In the material below, repeat only the lines from the one that holds "Decode this image" through the final line, exactly as they stand.

RECORDS PROVIDED
>> begin

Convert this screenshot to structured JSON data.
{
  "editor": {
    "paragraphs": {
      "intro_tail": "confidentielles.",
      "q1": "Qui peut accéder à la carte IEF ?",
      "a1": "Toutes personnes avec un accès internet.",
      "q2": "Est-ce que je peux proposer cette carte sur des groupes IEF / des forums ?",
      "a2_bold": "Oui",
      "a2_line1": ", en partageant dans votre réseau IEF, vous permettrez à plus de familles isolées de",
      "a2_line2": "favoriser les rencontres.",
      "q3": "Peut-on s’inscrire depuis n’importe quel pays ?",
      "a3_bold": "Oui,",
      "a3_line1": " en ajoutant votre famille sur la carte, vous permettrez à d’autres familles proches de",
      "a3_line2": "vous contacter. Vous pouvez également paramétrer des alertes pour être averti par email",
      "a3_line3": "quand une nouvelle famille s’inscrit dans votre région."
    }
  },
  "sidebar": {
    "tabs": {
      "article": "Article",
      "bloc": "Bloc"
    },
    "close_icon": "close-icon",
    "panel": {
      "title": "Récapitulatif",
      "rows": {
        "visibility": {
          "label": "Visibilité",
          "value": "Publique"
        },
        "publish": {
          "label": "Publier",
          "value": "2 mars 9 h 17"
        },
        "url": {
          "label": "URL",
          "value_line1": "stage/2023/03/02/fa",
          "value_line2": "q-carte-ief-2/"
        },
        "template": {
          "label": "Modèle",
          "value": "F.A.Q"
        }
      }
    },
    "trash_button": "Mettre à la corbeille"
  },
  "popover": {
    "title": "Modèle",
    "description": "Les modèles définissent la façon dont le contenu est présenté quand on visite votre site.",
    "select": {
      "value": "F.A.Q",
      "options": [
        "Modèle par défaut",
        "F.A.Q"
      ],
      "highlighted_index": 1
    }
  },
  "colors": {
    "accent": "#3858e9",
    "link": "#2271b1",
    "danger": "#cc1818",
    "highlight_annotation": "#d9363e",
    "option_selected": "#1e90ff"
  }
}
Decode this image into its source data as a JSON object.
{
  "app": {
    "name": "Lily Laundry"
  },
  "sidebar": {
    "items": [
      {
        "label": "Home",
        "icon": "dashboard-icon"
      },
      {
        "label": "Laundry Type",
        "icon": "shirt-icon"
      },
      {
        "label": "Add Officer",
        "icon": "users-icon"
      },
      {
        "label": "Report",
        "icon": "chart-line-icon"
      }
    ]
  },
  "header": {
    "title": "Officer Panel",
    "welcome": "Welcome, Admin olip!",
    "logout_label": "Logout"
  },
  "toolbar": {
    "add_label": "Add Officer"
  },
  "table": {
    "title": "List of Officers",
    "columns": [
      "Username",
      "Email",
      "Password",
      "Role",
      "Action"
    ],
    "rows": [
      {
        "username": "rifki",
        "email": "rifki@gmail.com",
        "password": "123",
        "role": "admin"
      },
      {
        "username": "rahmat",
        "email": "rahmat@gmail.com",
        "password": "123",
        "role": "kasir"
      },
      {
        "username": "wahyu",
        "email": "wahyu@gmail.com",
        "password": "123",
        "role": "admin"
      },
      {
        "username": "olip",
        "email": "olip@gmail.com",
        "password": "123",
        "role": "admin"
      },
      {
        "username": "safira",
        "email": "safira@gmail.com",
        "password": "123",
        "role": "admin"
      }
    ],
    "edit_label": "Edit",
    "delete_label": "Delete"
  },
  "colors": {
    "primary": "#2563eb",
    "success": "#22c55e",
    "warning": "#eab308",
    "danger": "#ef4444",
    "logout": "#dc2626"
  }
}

>> end

FULL RESPONSE
Decode this image into its source data as a JSON object.
{
  "app": {
    "name": "Lily Laundry"
  },
  "sidebar": {
    "items": [
      {
        "label": "Home",
        "icon": "dashboard-icon"
      },
      {
        "label": "Laundry Type",
        "icon": "shirt-icon"
      },
      {
        "label": "Add Officer",
        "icon": "users-icon"
      },
      {
        "label": "Report",
        "icon": "chart-line-icon"
      }
    ]
  },
  "header": {
    "title": "Officer Panel",
    "welcome": "Welcome, Admin olip!",
    "logout_label": "Logout"
  },
  "toolbar": {
    "add_label": "Add Officer"
  },
  "table": {
    "title": "List of Officers",
    "columns": [
      "Username",
      "Email",
      "Password",
      "Role",
      "Action"
    ],
    "rows": [
      {
        "username": "rifki",
        "email": "rifki@gmail.com",
        "password": "123",
        "role": "admin"
      },
      {
        "username": "rahmat",
        "email": "rahmat@gmail.com",
        "password": "123",
        "role": "kasir"
      },
      {
        "username": "wahyu",
        "email": "wahyu@gmail.com",
        "password": "123",
        "role": "admin"
      },
      {
        "username": "olip",
        "email": "olip@gmail.com",
        "password": "123",
        "role": "admin"
      },
      {
        "username": "safira",
        "email": "safira@gmail.com",
        "password": "123",
        "role": "admin"
      }
    ],
    "edit_label": "Edit",
    "delete_label": "Delete"
  },
  "colors": {
    "primary": "#2563eb",
    "success": "#22c55e",
    "warning": "#eab308",
    "danger": "#ef4444",
    "logout": "#dc2626"
  }
}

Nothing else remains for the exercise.